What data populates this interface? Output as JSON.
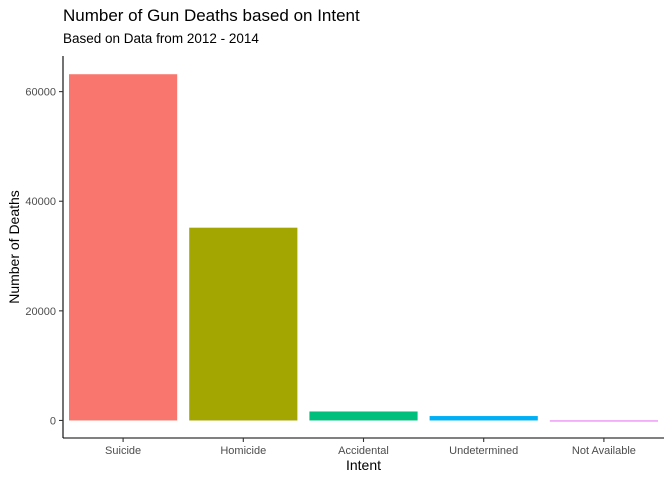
{
  "chart_data": {
    "type": "bar",
    "title": "Number of Gun Deaths based on Intent",
    "subtitle": "Based on Data from 2012 - 2014",
    "xlabel": "Intent",
    "ylabel": "Number of Deaths",
    "categories": [
      "Suicide",
      "Homicide",
      "Accidental",
      "Undetermined",
      "Not Available"
    ],
    "values": [
      63175,
      35176,
      1639,
      807,
      1
    ],
    "colors": [
      "#F8766D",
      "#A3A500",
      "#00BF7D",
      "#00B0F6",
      "#E76BF3"
    ],
    "ylim": [
      -3200,
      66500
    ],
    "yticks": [
      0,
      20000,
      40000,
      60000
    ],
    "grid": false,
    "legend": "none"
  }
}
══════════════════════════════
### Do this
In the entries above, some lines may contain the string "Intent"; report how many, without additional comment.

### Output for this exercise
2